----- EXTRACTED RECORDS

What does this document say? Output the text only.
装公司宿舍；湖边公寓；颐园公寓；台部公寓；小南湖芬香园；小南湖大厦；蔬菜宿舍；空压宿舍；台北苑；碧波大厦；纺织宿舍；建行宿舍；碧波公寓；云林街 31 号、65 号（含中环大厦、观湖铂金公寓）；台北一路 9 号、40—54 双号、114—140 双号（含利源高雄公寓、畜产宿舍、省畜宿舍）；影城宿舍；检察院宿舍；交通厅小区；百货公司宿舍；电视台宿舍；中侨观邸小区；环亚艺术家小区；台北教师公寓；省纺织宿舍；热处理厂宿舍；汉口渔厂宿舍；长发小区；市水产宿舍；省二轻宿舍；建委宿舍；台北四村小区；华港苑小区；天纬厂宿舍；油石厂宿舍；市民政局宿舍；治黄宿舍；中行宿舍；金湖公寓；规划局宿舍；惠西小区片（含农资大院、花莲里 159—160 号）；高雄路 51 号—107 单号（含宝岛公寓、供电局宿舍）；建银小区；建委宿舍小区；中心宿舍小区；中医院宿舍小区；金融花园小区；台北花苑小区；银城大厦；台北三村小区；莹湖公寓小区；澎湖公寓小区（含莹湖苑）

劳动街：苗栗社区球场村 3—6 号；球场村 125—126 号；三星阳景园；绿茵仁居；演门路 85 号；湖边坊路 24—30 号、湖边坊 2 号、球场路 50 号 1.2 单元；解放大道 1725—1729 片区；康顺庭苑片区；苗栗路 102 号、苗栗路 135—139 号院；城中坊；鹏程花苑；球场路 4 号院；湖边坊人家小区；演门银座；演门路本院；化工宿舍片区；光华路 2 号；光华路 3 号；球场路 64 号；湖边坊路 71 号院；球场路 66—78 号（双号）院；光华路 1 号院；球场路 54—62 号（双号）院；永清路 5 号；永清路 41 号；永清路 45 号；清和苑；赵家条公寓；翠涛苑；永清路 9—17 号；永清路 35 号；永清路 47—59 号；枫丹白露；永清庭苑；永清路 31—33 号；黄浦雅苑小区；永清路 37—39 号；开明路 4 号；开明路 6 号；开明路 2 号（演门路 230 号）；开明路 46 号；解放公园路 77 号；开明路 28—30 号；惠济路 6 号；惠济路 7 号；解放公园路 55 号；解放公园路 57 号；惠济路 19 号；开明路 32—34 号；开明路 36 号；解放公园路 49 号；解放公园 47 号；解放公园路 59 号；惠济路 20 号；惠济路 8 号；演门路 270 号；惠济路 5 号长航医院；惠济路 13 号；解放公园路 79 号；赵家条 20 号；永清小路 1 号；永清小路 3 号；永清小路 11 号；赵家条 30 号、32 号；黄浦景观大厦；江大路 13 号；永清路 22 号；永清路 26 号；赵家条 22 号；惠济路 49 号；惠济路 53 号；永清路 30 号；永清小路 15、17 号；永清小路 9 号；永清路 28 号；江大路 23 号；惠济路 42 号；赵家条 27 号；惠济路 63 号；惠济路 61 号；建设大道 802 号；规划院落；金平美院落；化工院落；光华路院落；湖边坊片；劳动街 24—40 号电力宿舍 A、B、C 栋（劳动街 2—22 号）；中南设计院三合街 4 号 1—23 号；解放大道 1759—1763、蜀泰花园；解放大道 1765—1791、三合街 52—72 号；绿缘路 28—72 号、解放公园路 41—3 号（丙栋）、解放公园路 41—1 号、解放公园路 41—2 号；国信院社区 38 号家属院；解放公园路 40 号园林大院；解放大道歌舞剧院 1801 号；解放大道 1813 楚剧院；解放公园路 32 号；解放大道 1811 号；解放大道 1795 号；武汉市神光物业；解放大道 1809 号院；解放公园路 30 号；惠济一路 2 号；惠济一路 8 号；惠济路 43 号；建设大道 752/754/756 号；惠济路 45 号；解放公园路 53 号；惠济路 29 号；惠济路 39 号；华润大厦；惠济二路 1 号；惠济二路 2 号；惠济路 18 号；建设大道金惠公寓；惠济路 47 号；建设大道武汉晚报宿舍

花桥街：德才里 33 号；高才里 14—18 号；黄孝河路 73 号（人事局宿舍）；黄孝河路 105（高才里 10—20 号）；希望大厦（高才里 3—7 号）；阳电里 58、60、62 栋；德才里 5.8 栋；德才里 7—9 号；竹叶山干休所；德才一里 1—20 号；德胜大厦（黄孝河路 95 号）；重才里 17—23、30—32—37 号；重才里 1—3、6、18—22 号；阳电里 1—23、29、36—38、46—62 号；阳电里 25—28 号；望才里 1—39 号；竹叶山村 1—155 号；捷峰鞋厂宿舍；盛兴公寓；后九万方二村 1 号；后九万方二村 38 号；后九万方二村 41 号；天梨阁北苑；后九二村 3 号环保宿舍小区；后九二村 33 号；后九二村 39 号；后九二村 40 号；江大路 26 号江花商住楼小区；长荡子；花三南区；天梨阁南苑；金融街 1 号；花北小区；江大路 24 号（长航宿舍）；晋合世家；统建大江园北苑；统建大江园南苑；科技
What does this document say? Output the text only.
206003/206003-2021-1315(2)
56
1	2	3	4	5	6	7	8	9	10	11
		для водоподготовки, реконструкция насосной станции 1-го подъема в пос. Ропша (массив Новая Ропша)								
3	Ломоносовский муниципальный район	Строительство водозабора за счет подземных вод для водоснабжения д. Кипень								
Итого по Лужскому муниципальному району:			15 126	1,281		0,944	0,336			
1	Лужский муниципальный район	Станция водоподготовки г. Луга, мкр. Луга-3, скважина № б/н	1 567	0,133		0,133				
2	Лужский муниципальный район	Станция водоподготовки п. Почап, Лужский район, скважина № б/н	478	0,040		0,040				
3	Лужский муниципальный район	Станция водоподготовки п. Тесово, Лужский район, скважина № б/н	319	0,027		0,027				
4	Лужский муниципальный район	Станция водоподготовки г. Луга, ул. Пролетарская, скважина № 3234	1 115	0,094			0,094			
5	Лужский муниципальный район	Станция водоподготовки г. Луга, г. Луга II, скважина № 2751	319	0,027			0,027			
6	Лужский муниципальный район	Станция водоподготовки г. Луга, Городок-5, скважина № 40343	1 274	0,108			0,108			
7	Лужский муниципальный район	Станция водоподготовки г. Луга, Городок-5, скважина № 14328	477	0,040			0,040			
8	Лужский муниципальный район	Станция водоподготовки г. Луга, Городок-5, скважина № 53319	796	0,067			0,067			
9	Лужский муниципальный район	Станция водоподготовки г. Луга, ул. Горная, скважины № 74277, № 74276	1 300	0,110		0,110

----------

JOB:
Copy out the lines in which the string "Городок" appears.

TASK SOLUTION:
6	Лужский муниципальный район	Станция водоподготовки г. Луга, Городок-5, скважина № 40343	1 274	0,108			0,108			
7	Лужский муниципальный район	Станция водоподготовки г. Луга, Городок-5, скважина № 14328	477	0,040			0,040			
8	Лужский муниципальный район	Станция водоподготовки г. Луга, Городок-5, скважина № 53319	796	0,067			0,067			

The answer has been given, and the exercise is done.